### [What you are asked to do]
Can you write out the whole listing exactly?

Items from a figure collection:
---------------

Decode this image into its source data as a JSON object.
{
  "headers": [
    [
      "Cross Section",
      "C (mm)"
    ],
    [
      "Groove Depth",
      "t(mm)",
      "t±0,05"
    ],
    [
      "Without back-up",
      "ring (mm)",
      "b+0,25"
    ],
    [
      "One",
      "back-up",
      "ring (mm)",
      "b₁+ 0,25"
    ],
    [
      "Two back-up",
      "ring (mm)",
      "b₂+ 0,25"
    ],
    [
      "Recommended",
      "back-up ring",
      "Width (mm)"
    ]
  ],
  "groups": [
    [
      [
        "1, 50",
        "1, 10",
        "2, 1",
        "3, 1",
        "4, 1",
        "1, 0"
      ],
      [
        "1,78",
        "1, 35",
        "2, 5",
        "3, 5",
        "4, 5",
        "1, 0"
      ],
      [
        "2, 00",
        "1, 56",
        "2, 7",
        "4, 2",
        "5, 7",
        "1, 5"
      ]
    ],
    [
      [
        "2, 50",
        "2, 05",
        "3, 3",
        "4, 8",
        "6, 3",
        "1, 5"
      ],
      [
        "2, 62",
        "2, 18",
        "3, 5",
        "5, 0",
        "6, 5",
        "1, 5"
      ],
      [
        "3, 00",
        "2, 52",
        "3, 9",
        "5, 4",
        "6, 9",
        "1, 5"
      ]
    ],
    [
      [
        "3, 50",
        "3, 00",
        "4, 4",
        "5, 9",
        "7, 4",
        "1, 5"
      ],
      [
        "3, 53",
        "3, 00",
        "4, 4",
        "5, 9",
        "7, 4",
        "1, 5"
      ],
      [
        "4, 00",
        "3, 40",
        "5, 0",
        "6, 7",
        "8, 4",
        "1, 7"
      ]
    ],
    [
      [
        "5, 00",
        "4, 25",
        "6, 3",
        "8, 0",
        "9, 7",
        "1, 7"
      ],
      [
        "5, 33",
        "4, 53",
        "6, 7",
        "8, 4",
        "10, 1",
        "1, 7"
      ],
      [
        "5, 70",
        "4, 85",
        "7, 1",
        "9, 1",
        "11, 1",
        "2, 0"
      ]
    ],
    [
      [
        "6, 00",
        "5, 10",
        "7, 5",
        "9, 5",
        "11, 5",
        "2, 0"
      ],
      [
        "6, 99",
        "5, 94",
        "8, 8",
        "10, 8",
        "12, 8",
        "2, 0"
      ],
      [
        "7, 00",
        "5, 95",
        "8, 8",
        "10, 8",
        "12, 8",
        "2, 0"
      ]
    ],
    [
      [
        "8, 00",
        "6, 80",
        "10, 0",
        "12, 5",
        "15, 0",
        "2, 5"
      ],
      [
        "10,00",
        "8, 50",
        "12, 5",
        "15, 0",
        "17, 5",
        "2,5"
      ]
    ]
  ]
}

---------------

### [Written reply]
Decode this image into its source data as a JSON object.
{
  "headers": [
    [
      "Cross Section",
      "C (mm)"
    ],
    [
      "Groove Depth",
      "t(mm)",
      "t±0,05"
    ],
    [
      "Without back-up",
      "ring (mm)",
      "b+0,25"
    ],
    [
      "One",
      "back-up",
      "ring (mm)",
      "b₁+ 0,25"
    ],
    [
      "Two back-up",
      "ring (mm)",
      "b₂+ 0,25"
    ],
    [
      "Recommended",
      "back-up ring",
      "Width (mm)"
    ]
  ],
  "groups": [
    [
      [
        "1, 50",
        "1, 10",
        "2, 1",
        "3, 1",
        "4, 1",
        "1, 0"
      ],
      [
        "1,78",
        "1, 35",
        "2, 5",
        "3, 5",
        "4, 5",
        "1, 0"
      ],
      [
        "2, 00",
        "1, 56",
        "2, 7",
        "4, 2",
        "5, 7",
        "1, 5"
      ]
    ],
    [
      [
        "2, 50",
        "2, 05",
        "3, 3",
        "4, 8",
        "6, 3",
        "1, 5"
      ],
      [
        "2, 62",
        "2, 18",
        "3, 5",
        "5, 0",
        "6, 5",
        "1, 5"
      ],
      [
        "3, 00",
        "2, 52",
        "3, 9",
        "5, 4",
        "6, 9",
        "1, 5"
      ]
    ],
    [
      [
        "3, 50",
        "3, 00",
        "4, 4",
        "5, 9",
        "7, 4",
        "1, 5"
      ],
      [
        "3, 53",
        "3, 00",
        "4, 4",
        "5, 9",
        "7, 4",
        "1, 5"
      ],
      [
        "4, 00",
        "3, 40",
        "5, 0",
        "6, 7",
        "8, 4",
        "1, 7"
      ]
    ],
    [
      [
        "5, 00",
        "4, 25",
        "6, 3",
        "8, 0",
        "9, 7",
        "1, 7"
      ],
      [
        "5, 33",
        "4, 53",
        "6, 7",
        "8, 4",
        "10, 1",
        "1, 7"
      ],
      [
        "5, 70",
        "4, 85",
        "7, 1",
        "9, 1",
        "11, 1",
        "2, 0"
      ]
    ],
    [
      [
        "6, 00",
        "5, 10",
        "7, 5",
        "9, 5",
        "11, 5",
        "2, 0"
      ],
      [
        "6, 99",
        "5, 94",
        "8, 8",
        "10, 8",
        "12, 8",
        "2, 0"
      ],
      [
        "7, 00",
        "5, 95",
        "8, 8",
        "10, 8",
        "12, 8",
        "2, 0"
      ]
    ],
    [
      [
        "8, 00",
        "6, 80",
        "10, 0",
        "12, 5",
        "15, 0",
        "2, 5"
      ],
      [
        "10,00",
        "8, 50",
        "12, 5",
        "15, 0",
        "17, 5",
        "2,5"
      ]
    ]
  ]
}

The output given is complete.